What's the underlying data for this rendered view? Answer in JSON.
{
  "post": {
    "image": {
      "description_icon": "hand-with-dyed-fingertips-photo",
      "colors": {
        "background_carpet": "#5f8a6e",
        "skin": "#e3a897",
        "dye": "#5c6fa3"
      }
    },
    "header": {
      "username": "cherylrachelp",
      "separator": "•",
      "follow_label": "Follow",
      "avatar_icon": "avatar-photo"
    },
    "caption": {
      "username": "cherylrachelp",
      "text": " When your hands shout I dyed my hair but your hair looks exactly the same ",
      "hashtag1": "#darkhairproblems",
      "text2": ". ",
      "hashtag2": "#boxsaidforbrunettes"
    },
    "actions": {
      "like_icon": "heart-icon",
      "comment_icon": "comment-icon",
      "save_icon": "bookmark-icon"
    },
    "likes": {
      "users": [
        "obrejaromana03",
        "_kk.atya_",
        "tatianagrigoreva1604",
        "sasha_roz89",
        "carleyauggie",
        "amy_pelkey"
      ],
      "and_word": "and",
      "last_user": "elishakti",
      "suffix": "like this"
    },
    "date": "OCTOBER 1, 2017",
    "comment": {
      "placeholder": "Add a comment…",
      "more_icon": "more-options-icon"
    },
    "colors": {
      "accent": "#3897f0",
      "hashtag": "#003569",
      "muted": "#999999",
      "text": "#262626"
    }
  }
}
┄┄┄┄┄┄┄┄┄┄
> [Requirement] Please quote the data above in full, with no line missing.

> [The result]
What's the underlying data for this rendered view? Answer in JSON.
{
  "post": {
    "image": {
      "description_icon": "hand-with-dyed-fingertips-photo",
      "colors": {
        "background_carpet": "#5f8a6e",
        "skin": "#e3a897",
        "dye": "#5c6fa3"
      }
    },
    "header": {
      "username": "cherylrachelp",
      "separator": "•",
      "follow_label": "Follow",
      "avatar_icon": "avatar-photo"
    },
    "caption": {
      "username": "cherylrachelp",
      "text": " When your hands shout I dyed my hair but your hair looks exactly the same ",
      "hashtag1": "#darkhairproblems",
      "text2": ". ",
      "hashtag2": "#boxsaidforbrunettes"
    },
    "actions": {
      "like_icon": "heart-icon",
      "comment_icon": "comment-icon",
      "save_icon": "bookmark-icon"
    },
    "likes": {
      "users": [
        "obrejaromana03",
        "_kk.atya_",
        "tatianagrigoreva1604",
        "sasha_roz89",
        "carleyauggie",
        "amy_pelkey"
      ],
      "and_word": "and",
      "last_user": "elishakti",
      "suffix": "like this"
    },
    "date": "OCTOBER 1, 2017",
    "comment": {
      "placeholder": "Add a comment…",
      "more_icon": "more-options-icon"
    },
    "colors": {
      "accent": "#3897f0",
      "hashtag": "#003569",
      "muted": "#999999",
      "text": "#262626"
    }
  }
}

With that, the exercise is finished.